This document is designed as a ‘backbone’ tutorial to explained with examples some of the time series stationarity analyses that we performed elsewhere on real data. The general motivation is that even state of the art methods for stationarity are not completely general: some of them are ‘good’ for detecting long non-stationary trends in the data and other are able to detect local non-stationarity even in globally stationary data. In the end, only the combination of both types of methods will give us a better general understanding of our data.
We will use here three sources ofdata:
In this section we create a custom function able to generate several types of random walk data according to the specified input parameters:
#Function to generate random walks
# Npoints: Number of points in the time series
#Amplitude: range of values selected in the sampling for the ramdom walk (from -Amplitude to +Amplitude)
#Slope: decide to include a linear trend in the random walk (Slope!=0), no trend (Slope=0) or a time-variable slope (Slope="variable")

■ Supplied information ■
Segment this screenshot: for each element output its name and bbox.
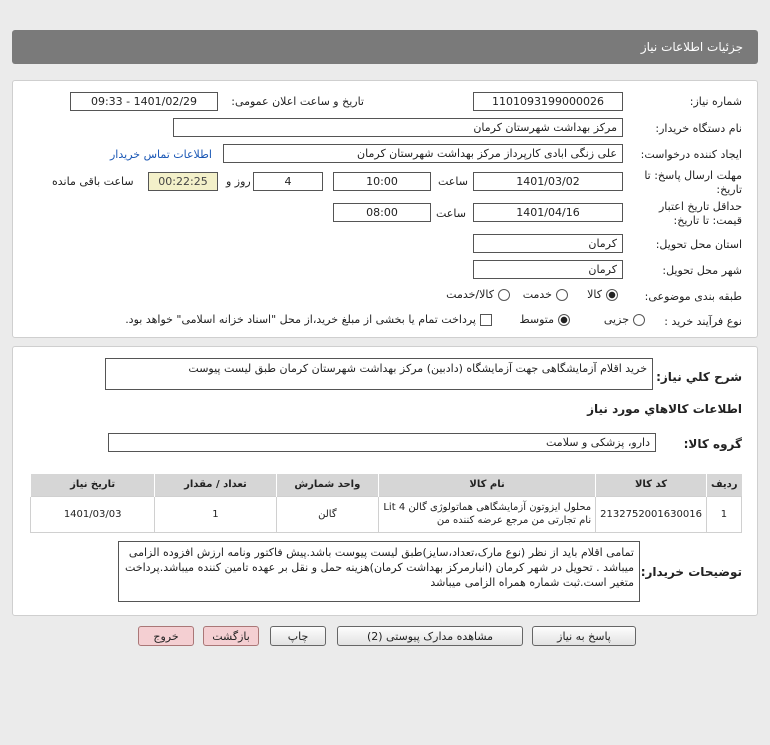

■ What you should do ■
Name every input parameter that the comments in the stationarity tutorial describe for the random walk function.

■ Result of this task ■
Npoints, Amplitude, Slope